+++ DATA FOR PROCESSING +++

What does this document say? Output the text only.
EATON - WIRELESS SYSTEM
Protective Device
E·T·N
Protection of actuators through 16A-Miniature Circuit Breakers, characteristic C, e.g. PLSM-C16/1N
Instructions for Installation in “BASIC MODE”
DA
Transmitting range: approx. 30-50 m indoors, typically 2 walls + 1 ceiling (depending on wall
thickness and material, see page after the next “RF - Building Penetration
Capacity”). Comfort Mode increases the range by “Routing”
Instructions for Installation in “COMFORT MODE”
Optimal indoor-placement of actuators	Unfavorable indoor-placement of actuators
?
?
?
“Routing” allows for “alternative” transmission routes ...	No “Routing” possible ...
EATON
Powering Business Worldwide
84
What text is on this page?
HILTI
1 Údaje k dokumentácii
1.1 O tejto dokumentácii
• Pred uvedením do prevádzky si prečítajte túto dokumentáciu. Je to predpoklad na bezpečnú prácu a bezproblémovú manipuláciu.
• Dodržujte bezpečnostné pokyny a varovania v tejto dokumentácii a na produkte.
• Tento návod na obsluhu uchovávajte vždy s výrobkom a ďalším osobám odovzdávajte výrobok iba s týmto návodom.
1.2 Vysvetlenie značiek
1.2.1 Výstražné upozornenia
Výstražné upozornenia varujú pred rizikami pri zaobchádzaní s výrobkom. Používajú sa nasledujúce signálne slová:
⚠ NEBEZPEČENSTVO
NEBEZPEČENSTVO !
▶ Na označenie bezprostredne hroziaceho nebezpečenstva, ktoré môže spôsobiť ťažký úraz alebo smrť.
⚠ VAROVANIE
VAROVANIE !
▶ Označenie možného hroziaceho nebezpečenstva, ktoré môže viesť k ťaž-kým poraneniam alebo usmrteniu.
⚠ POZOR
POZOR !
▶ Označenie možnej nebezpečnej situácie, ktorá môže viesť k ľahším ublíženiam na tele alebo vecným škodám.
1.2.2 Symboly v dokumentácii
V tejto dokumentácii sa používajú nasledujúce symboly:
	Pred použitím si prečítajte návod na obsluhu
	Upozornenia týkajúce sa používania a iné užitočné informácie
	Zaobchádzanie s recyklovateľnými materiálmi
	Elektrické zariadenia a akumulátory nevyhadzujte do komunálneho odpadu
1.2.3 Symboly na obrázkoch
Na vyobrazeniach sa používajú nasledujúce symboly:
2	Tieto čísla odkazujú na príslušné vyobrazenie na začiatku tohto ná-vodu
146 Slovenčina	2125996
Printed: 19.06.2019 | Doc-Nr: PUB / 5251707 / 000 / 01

+++

-- REQUEST --
Where does the word "this" appear? Return each line that holds it.

-- FINISHED TASK --
What does this document say? Output the text only.
What text is on this page?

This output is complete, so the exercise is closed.